WRITTEN PROBLEM: Here are some records; quote them exactly, leaving out the pictures.

RAW RECORDS:
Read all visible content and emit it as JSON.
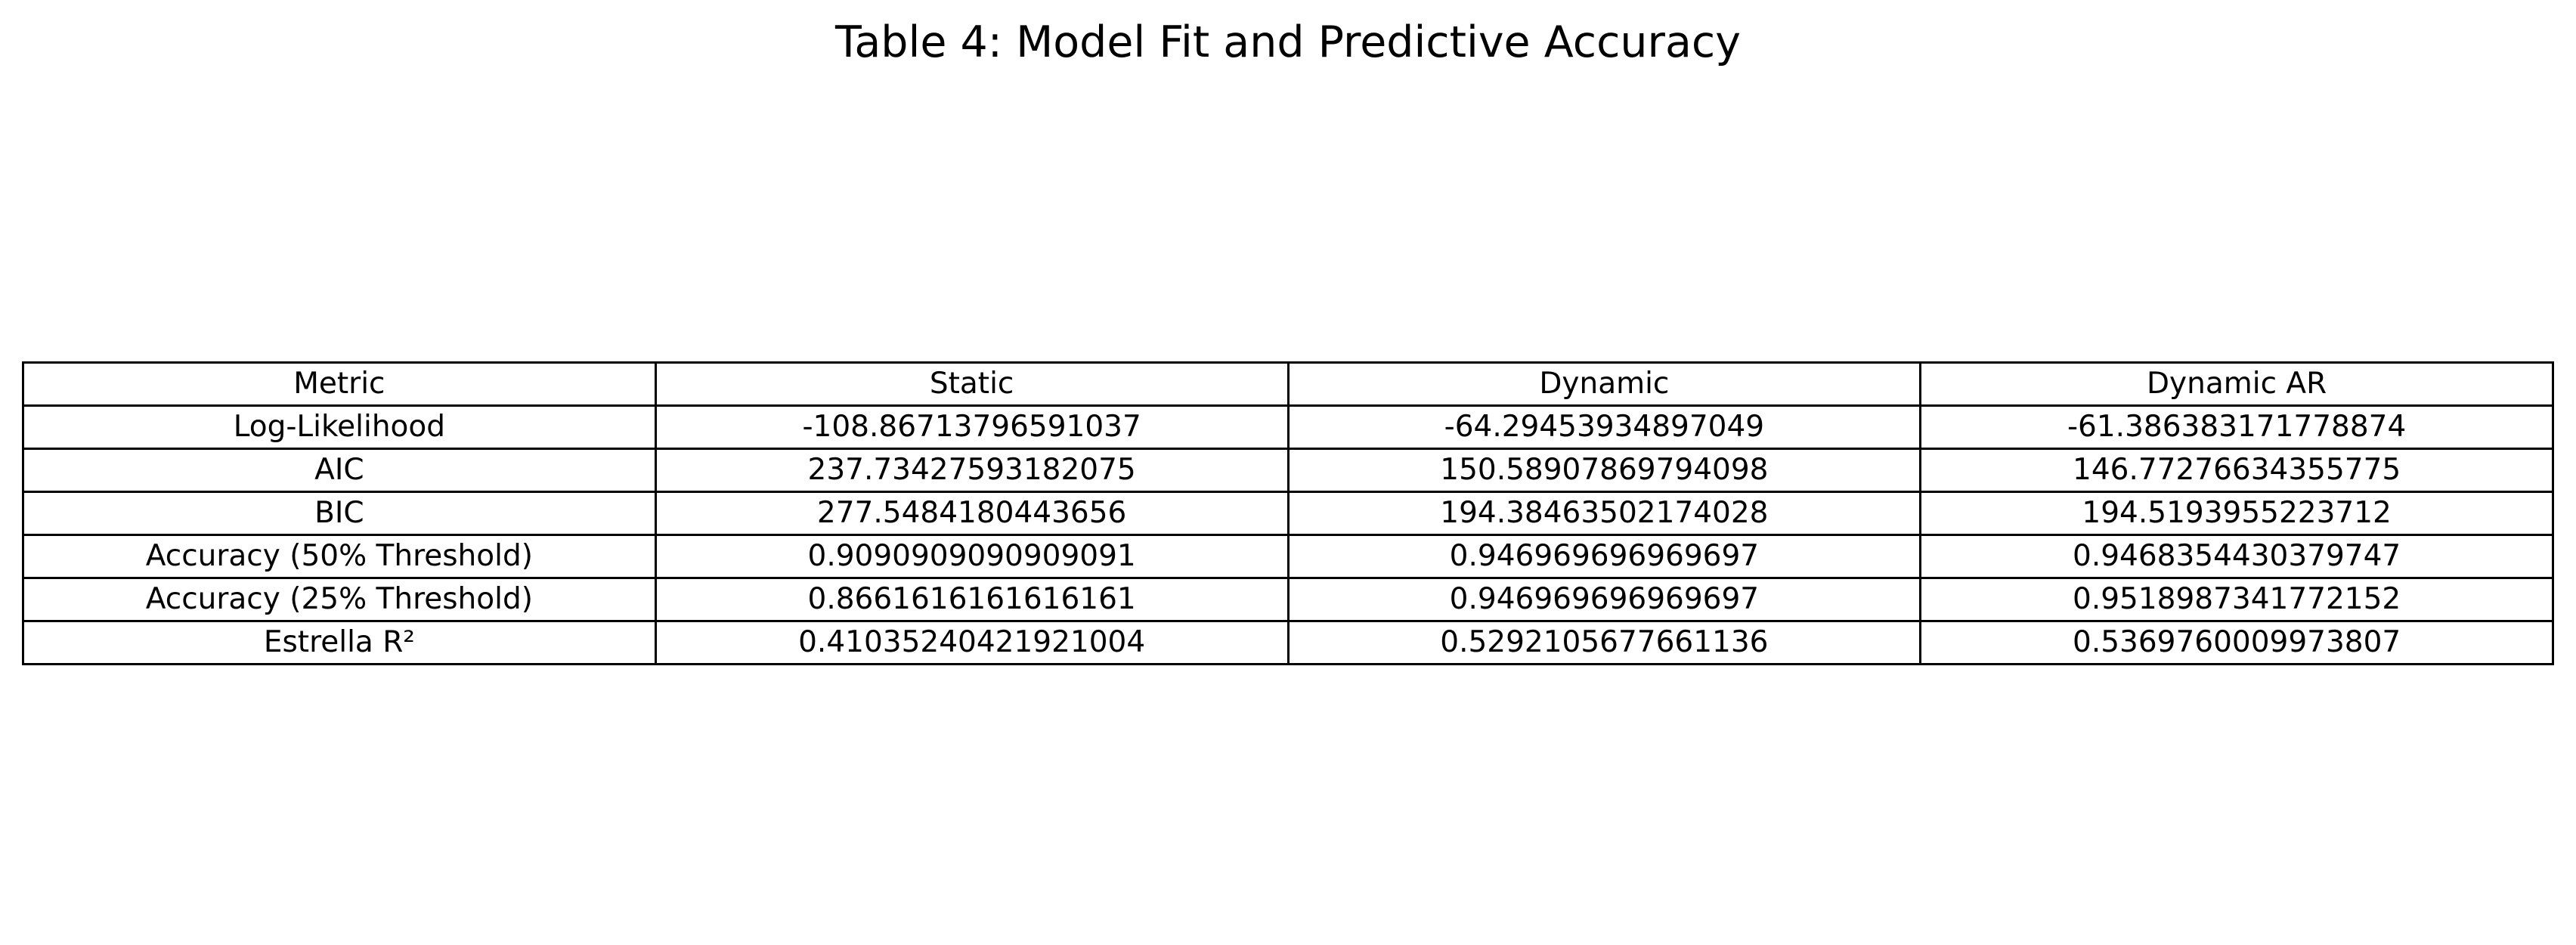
{
  "chart_data": {
    "type": "table",
    "title": "Table 4: Model Fit and Predictive Accuracy",
    "columns": [
      "Metric",
      "Static",
      "Dynamic",
      "Dynamic AR"
    ],
    "rows": [
      [
        "Log-Likelihood",
        "-108.86713796591037",
        "-64.29453934897049",
        "-61.386383171778874"
      ],
      [
        "AIC",
        "237.73427593182075",
        "150.58907869794098",
        "146.77276634355775"
      ],
      [
        "BIC",
        "277.5484180443656",
        "194.38463502174028",
        "194.5193955223712"
      ],
      [
        "Accuracy (50% Threshold)",
        "0.9090909090909091",
        "0.946969696969697",
        "0.9468354430379747"
      ],
      [
        "Accuracy (25% Threshold)",
        "0.8661616161616161",
        "0.946969696969697",
        "0.9518987341772152"
      ],
      [
        "Estrella R²",
        "0.41035240421921004",
        "0.5292105677661136",
        "0.5369760009973807"
      ]
    ]
  }
}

SOLUTION TO THIS EXERCISE:
Read all visible content and emit it as JSON.
{
  "chart_data": {
    "type": "table",
    "title": "Table 4: Model Fit and Predictive Accuracy",
    "columns": [
      "Metric",
      "Static",
      "Dynamic",
      "Dynamic AR"
    ],
    "rows": [
      [
        "Log-Likelihood",
        "-108.86713796591037",
        "-64.29453934897049",
        "-61.386383171778874"
      ],
      [
        "AIC",
        "237.73427593182075",
        "150.58907869794098",
        "146.77276634355775"
      ],
      [
        "BIC",
        "277.5484180443656",
        "194.38463502174028",
        "194.5193955223712"
      ],
      [
        "Accuracy (50% Threshold)",
        "0.9090909090909091",
        "0.946969696969697",
        "0.9468354430379747"
      ],
      [
        "Accuracy (25% Threshold)",
        "0.8661616161616161",
        "0.946969696969697",
        "0.9518987341772152"
      ],
      [
        "Estrella R²",
        "0.41035240421921004",
        "0.5292105677661136",
        "0.5369760009973807"
      ]
    ]
  }
}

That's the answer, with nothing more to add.